● AIM
In the listing below, pick out lines with "Automation".
'''
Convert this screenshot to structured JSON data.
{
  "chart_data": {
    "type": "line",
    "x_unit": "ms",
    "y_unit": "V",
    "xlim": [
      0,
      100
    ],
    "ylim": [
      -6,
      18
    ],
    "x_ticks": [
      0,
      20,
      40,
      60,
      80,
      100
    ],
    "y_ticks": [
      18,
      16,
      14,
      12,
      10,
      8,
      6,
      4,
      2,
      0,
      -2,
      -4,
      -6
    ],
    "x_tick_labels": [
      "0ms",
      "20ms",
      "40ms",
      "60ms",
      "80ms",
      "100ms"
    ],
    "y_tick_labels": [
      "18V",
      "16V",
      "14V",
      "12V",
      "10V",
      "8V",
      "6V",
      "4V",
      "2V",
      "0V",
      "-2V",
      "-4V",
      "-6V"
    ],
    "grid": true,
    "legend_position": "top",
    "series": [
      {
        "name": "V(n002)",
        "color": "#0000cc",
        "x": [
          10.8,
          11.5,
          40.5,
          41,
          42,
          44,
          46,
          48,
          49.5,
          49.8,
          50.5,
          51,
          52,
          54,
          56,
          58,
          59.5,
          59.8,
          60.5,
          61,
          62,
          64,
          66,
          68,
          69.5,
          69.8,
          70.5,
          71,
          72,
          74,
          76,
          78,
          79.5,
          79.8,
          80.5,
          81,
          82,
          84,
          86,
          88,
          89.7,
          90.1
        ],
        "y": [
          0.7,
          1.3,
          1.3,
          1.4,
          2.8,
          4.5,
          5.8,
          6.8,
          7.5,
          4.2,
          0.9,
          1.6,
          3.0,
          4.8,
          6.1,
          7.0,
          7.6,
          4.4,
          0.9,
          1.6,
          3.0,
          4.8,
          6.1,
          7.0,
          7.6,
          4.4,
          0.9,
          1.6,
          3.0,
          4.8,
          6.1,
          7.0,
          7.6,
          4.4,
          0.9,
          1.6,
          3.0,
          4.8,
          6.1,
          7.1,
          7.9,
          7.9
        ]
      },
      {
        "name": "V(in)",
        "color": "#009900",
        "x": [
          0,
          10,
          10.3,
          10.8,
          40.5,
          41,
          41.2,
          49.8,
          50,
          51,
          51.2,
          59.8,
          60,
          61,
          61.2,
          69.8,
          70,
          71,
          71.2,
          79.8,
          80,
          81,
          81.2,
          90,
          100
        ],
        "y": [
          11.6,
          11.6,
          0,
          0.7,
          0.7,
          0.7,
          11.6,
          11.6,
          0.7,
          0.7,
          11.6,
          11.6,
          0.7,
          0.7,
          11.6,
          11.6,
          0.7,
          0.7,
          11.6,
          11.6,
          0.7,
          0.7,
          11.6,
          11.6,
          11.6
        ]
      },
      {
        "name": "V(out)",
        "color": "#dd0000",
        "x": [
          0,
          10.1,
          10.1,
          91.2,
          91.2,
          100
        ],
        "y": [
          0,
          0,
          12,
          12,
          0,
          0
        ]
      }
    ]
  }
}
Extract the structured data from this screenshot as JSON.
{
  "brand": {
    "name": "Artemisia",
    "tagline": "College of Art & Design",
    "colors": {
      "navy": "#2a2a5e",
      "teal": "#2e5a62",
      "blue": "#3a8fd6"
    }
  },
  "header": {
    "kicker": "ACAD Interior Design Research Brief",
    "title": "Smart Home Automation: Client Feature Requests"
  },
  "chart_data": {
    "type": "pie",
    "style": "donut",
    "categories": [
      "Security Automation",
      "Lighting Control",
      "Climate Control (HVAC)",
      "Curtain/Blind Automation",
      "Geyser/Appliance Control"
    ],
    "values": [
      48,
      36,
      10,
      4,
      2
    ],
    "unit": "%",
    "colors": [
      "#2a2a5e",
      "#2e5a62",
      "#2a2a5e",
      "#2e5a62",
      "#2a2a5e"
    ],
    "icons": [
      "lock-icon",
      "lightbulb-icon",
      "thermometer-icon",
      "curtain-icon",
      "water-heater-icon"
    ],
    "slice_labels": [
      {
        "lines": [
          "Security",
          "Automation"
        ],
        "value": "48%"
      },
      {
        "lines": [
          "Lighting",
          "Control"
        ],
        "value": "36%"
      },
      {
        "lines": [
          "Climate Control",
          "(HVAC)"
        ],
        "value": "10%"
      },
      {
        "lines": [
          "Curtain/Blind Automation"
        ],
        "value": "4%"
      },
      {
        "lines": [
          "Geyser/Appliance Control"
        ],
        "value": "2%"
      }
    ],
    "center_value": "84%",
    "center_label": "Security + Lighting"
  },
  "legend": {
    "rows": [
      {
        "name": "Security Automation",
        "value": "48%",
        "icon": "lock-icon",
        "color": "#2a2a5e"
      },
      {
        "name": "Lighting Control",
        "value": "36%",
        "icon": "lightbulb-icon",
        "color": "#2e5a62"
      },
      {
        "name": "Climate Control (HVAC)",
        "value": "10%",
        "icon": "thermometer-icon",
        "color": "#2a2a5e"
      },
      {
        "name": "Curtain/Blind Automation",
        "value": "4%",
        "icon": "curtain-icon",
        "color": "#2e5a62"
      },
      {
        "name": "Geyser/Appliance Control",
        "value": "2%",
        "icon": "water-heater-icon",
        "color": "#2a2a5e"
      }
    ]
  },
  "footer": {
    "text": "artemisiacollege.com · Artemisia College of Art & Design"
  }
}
'''
● RESULT BELOW
    "title": "Smart Home Automation: Client Feature Requests"
      "Security Automation",
      "Curtain/Blind Automation",
          "Automation"
          "Curtain/Blind Automation"
        "name": "Security Automation",
        "name": "Curtain/Blind Automation",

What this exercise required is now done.